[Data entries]
■ ■ ■ ■ ■ ■ ■
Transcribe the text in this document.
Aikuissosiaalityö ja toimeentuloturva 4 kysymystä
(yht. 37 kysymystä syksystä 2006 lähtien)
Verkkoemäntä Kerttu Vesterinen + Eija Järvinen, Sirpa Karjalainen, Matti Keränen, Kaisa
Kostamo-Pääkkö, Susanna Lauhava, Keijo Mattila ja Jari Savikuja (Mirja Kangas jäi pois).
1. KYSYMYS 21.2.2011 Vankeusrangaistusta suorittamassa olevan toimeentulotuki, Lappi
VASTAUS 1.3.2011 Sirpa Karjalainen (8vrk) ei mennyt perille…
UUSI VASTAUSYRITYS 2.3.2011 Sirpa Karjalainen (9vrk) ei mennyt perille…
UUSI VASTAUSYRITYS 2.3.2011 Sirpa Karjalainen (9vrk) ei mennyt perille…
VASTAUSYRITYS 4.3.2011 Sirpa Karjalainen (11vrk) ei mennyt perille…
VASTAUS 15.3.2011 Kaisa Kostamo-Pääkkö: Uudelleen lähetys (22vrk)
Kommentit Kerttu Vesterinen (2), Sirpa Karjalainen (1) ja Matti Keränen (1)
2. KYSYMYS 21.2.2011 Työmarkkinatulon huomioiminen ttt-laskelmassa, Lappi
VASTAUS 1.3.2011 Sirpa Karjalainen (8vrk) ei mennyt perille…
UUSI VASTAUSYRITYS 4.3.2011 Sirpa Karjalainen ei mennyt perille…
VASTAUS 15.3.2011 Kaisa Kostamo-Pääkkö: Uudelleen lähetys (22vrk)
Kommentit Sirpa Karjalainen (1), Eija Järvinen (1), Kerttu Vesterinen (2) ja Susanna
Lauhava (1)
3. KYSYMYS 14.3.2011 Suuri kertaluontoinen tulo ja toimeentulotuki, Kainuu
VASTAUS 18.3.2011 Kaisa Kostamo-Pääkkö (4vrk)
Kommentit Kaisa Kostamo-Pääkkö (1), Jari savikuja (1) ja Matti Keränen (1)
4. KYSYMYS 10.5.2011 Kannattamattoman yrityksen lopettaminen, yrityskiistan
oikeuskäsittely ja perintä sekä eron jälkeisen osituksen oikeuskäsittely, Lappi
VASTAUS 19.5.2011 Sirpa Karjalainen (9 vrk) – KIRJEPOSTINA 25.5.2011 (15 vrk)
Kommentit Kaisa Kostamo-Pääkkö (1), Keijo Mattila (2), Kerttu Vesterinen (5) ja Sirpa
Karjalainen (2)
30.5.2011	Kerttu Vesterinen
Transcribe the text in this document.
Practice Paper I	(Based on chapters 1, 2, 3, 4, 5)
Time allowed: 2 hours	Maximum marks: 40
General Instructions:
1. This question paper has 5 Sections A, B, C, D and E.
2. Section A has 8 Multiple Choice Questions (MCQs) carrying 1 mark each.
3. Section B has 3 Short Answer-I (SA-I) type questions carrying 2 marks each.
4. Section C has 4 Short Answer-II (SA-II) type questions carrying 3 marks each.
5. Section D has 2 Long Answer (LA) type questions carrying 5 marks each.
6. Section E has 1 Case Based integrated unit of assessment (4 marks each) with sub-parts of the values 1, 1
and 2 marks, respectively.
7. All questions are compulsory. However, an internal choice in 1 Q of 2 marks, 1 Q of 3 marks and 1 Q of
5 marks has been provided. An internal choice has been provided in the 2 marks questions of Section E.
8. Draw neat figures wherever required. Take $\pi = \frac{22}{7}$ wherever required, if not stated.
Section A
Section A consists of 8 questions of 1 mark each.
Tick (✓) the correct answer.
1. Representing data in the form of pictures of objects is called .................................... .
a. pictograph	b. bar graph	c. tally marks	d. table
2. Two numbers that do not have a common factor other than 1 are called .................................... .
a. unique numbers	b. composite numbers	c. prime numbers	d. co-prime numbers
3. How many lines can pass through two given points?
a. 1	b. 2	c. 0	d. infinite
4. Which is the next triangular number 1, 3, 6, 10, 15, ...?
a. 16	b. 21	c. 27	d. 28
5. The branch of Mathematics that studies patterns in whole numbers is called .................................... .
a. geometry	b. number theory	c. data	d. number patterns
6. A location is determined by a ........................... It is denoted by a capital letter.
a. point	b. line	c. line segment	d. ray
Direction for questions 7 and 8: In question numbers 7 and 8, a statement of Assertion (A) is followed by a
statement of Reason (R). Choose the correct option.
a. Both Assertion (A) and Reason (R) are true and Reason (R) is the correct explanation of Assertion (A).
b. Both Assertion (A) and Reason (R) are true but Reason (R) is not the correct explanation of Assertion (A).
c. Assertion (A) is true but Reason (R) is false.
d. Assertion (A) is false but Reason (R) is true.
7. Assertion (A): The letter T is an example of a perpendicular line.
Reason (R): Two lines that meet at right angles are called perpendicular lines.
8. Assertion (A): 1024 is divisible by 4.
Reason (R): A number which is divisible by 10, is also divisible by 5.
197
■ ■ ■ ■ ■ ■ ■
Identify the lines above that contain the word "explanation", then copy them.

a. Both Assertion (A) and Reason (R) are true and Reason (R) is the correct explanation of Assertion (A).
b. Both Assertion (A) and Reason (R) are true but Reason (R) is not the correct explanation of Assertion (A).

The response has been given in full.